Exercise requirements: Word for word, retype every entry in the listing.
****************************************
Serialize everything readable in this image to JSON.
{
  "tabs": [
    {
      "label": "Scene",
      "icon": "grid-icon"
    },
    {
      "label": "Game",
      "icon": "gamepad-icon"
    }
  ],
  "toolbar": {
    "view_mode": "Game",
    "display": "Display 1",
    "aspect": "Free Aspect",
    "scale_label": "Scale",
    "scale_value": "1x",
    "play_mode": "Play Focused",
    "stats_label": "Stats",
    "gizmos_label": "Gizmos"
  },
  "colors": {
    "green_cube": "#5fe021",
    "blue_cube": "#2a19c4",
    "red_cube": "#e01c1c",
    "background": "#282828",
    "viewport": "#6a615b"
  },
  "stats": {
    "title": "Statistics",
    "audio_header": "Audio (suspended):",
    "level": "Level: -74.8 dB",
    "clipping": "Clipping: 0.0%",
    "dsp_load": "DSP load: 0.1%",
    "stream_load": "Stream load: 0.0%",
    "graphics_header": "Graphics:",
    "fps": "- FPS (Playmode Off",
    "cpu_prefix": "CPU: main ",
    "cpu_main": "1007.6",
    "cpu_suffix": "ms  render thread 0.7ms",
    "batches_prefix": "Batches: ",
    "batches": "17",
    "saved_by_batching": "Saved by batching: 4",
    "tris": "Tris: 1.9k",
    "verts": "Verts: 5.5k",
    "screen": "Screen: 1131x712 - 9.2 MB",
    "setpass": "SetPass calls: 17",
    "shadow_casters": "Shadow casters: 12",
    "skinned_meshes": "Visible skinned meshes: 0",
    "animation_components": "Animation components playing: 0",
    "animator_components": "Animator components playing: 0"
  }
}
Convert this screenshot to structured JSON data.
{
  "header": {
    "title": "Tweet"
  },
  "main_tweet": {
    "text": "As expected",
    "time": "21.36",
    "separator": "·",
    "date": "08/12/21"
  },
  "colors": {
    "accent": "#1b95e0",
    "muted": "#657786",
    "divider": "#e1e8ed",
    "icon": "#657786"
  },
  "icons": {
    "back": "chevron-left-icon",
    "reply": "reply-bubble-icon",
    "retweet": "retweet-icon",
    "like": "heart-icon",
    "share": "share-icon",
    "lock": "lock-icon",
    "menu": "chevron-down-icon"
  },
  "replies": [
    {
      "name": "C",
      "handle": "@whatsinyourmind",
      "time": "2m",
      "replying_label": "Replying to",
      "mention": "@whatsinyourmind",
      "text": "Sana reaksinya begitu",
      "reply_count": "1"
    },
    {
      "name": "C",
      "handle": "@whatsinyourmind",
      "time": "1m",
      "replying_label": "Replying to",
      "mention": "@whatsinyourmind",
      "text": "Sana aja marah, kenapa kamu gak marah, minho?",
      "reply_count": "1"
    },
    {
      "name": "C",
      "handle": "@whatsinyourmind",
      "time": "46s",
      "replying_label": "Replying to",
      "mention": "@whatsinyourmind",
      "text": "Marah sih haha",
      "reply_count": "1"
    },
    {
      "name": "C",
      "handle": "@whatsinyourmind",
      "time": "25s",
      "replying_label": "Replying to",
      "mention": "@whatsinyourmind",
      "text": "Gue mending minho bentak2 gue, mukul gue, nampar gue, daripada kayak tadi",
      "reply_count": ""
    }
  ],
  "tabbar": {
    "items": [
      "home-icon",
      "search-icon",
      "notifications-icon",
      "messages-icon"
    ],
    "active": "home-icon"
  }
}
****************************************
Exercise result:
Serialize everything readable in this image to JSON.
{
  "tabs": [
    {
      "label": "Scene",
      "icon": "grid-icon"
    },
    {
      "label": "Game",
      "icon": "gamepad-icon"
    }
  ],
  "toolbar": {
    "view_mode": "Game",
    "display": "Display 1",
    "aspect": "Free Aspect",
    "scale_label": "Scale",
    "scale_value": "1x",
    "play_mode": "Play Focused",
    "stats_label": "Stats",
    "gizmos_label": "Gizmos"
  },
  "colors": {
    "green_cube": "#5fe021",
    "blue_cube": "#2a19c4",
    "red_cube": "#e01c1c",
    "background": "#282828",
    "viewport": "#6a615b"
  },
  "stats": {
    "title": "Statistics",
    "audio_header": "Audio (suspended):",
    "level": "Level: -74.8 dB",
    "clipping": "Clipping: 0.0%",
    "dsp_load": "DSP load: 0.1%",
    "stream_load": "Stream load: 0.0%",
    "graphics_header": "Graphics:",
    "fps": "- FPS (Playmode Off",
    "cpu_prefix": "CPU: main ",
    "cpu_main": "1007.6",
    "cpu_suffix": "ms  render thread 0.7ms",
    "batches_prefix": "Batches: ",
    "batches": "17",
    "saved_by_batching": "Saved by batching: 4",
    "tris": "Tris: 1.9k",
    "verts": "Verts: 5.5k",
    "screen": "Screen: 1131x712 - 9.2 MB",
    "setpass": "SetPass calls: 17",
    "shadow_casters": "Shadow casters: 12",
    "skinned_meshes": "Visible skinned meshes: 0",
    "animation_components": "Animation components playing: 0",
    "animator_components": "Animator components playing: 0"
  }
}
Convert this screenshot to structured JSON data.
{
  "header": {
    "title": "Tweet"
  },
  "main_tweet": {
    "text": "As expected",
    "time": "21.36",
    "separator": "·",
    "date": "08/12/21"
  },
  "colors": {
    "accent": "#1b95e0",
    "muted": "#657786",
    "divider": "#e1e8ed",
    "icon": "#657786"
  },
  "icons": {
    "back": "chevron-left-icon",
    "reply": "reply-bubble-icon",
    "retweet": "retweet-icon",
    "like": "heart-icon",
    "share": "share-icon",
    "lock": "lock-icon",
    "menu": "chevron-down-icon"
  },
  "replies": [
    {
      "name": "C",
      "handle": "@whatsinyourmind",
      "time": "2m",
      "replying_label": "Replying to",
      "mention": "@whatsinyourmind",
      "text": "Sana reaksinya begitu",
      "reply_count": "1"
    },
    {
      "name": "C",
      "handle": "@whatsinyourmind",
      "time": "1m",
      "replying_label": "Replying to",
      "mention": "@whatsinyourmind",
      "text": "Sana aja marah, kenapa kamu gak marah, minho?",
      "reply_count": "1"
    },
    {
      "name": "C",
      "handle": "@whatsinyourmind",
      "time": "46s",
      "replying_label": "Replying to",
      "mention": "@whatsinyourmind",
      "text": "Marah sih haha",
      "reply_count": "1"
    },
    {
      "name": "C",
      "handle": "@whatsinyourmind",
      "time": "25s",
      "replying_label": "Replying to",
      "mention": "@whatsinyourmind",
      "text": "Gue mending minho bentak2 gue, mukul gue, nampar gue, daripada kayak tadi",
      "reply_count": ""
    }
  ],
  "tabbar": {
    "items": [
      "home-icon",
      "search-icon",
      "notifications-icon",
      "messages-icon"
    ],
    "active": "home-icon"
  }
}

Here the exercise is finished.